§ **WRITTEN INSTRUCTION**
Give the records from their first line through the line that contains "- bar-vwo: [446, 150, 560, 264]", both included, as a numbered list with blank lines left out.

---+---

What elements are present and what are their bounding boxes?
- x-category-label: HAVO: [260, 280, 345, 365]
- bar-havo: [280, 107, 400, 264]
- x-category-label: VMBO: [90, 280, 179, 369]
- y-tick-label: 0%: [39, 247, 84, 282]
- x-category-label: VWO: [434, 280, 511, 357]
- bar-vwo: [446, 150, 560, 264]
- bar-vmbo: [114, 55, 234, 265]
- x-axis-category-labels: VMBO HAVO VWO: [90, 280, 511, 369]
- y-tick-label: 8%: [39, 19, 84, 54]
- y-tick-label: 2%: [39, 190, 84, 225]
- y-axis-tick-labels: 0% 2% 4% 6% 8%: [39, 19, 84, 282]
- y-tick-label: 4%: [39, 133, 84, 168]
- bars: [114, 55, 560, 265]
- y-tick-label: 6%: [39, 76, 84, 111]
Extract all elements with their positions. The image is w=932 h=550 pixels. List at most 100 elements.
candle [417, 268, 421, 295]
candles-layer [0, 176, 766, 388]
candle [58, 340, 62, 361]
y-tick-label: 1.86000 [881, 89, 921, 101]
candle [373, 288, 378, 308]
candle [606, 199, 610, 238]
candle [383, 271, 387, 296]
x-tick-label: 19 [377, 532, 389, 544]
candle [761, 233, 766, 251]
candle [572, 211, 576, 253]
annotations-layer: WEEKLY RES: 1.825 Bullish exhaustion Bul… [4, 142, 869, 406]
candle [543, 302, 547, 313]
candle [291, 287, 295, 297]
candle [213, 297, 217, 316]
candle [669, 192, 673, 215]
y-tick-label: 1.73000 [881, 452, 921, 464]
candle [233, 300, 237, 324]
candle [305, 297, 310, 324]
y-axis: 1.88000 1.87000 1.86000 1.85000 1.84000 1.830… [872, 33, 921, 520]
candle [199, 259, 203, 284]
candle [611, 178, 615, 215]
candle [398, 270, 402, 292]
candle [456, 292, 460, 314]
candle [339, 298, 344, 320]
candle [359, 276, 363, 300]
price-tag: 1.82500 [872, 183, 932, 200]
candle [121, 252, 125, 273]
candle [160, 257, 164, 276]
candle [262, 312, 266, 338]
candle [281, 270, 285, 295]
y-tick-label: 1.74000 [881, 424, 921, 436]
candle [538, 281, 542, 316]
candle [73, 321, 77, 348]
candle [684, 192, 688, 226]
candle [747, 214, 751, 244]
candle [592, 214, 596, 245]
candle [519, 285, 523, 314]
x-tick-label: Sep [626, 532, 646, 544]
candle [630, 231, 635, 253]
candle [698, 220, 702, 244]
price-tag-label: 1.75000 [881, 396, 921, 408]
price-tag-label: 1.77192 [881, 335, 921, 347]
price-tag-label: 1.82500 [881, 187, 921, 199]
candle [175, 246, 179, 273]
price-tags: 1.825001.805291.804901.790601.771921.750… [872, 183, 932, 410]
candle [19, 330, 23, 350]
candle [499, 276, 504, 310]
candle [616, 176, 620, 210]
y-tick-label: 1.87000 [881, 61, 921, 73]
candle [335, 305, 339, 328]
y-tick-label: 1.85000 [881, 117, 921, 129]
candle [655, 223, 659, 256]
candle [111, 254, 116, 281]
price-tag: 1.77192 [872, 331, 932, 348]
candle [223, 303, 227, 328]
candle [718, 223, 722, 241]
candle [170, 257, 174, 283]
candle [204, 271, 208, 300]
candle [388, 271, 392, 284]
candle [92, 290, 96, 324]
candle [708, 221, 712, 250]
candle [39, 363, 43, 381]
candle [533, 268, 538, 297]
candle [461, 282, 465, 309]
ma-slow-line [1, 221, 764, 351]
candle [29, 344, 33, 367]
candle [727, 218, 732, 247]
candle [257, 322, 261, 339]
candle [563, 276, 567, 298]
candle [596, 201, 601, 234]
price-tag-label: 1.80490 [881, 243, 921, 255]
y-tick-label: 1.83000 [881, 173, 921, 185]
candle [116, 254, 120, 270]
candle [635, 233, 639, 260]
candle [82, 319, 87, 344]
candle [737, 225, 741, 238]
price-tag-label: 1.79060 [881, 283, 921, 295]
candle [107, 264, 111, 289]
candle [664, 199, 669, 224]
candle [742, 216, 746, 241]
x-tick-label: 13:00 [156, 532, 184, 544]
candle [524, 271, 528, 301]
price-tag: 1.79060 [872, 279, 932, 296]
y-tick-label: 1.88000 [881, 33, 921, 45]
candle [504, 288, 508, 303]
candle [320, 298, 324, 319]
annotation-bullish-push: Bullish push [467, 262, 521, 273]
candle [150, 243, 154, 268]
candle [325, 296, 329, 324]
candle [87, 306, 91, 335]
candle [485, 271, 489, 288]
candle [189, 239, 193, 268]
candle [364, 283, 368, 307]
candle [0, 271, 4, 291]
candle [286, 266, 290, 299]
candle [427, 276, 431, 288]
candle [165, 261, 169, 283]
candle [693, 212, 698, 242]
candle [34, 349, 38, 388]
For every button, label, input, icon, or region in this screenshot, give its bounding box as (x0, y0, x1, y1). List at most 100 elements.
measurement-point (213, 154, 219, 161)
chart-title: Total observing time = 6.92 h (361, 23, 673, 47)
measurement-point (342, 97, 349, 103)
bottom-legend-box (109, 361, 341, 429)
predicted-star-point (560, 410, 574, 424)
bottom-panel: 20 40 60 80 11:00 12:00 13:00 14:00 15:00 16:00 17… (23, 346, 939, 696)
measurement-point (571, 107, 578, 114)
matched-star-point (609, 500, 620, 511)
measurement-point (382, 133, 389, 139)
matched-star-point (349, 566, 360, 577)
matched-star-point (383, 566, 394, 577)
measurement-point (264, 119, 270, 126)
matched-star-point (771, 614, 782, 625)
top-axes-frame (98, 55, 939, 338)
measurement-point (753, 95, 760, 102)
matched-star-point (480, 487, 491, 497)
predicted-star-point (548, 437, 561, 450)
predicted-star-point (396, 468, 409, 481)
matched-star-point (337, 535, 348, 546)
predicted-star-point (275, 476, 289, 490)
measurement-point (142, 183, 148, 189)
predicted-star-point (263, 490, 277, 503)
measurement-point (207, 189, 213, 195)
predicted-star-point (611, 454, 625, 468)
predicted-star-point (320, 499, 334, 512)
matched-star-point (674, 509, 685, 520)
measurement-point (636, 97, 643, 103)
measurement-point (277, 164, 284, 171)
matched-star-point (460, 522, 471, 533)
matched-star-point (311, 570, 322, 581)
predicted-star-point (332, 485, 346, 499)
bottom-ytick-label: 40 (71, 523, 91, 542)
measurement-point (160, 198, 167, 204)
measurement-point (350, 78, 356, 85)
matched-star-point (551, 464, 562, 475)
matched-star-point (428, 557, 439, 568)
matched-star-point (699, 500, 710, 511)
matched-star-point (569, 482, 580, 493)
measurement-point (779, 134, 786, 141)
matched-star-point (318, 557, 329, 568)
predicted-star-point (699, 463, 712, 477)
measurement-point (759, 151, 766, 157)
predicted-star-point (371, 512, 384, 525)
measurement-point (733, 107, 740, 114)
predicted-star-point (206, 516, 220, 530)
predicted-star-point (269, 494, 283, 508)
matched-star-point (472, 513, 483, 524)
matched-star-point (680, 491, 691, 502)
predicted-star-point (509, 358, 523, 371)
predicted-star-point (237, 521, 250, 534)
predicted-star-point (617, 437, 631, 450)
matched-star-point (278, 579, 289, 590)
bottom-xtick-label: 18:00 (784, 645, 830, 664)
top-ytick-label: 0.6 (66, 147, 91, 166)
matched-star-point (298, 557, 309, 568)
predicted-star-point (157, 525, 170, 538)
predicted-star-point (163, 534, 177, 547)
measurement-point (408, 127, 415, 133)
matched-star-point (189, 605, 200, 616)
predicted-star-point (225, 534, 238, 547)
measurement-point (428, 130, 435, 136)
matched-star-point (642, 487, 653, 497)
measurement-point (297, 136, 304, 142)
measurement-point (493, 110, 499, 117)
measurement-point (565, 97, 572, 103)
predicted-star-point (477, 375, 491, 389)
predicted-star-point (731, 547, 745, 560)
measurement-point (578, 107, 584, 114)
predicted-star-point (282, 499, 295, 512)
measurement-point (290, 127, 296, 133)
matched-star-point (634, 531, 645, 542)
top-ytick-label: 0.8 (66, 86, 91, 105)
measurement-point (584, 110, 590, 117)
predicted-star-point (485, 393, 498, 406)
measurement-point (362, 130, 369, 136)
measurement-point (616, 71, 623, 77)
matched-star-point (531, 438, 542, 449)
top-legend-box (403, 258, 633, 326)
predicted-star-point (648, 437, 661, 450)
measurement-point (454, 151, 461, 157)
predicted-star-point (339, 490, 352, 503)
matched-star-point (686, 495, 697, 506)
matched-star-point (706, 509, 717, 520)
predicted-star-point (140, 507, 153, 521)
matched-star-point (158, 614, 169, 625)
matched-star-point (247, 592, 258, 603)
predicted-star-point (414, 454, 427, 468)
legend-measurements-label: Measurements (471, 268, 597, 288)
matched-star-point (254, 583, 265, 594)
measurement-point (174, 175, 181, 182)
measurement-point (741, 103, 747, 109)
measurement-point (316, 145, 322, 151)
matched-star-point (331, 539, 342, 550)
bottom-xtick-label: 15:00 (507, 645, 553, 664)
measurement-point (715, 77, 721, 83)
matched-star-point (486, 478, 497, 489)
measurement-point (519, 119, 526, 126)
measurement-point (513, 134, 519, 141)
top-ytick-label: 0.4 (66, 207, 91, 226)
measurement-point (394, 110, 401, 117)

---+---

§ **ANSWER FOR THE TASK**
1. What elements are present and what are their bounding boxes?
2. - x-category-label: HAVO: [260, 280, 345, 365]
3. - bar-havo: [280, 107, 400, 264]
4. - x-category-label: VMBO: [90, 280, 179, 369]
5. - y-tick-label: 0%: [39, 247, 84, 282]
6. - x-category-label: VWO: [434, 280, 511, 357]
7. - bar-vwo: [446, 150, 560, 264]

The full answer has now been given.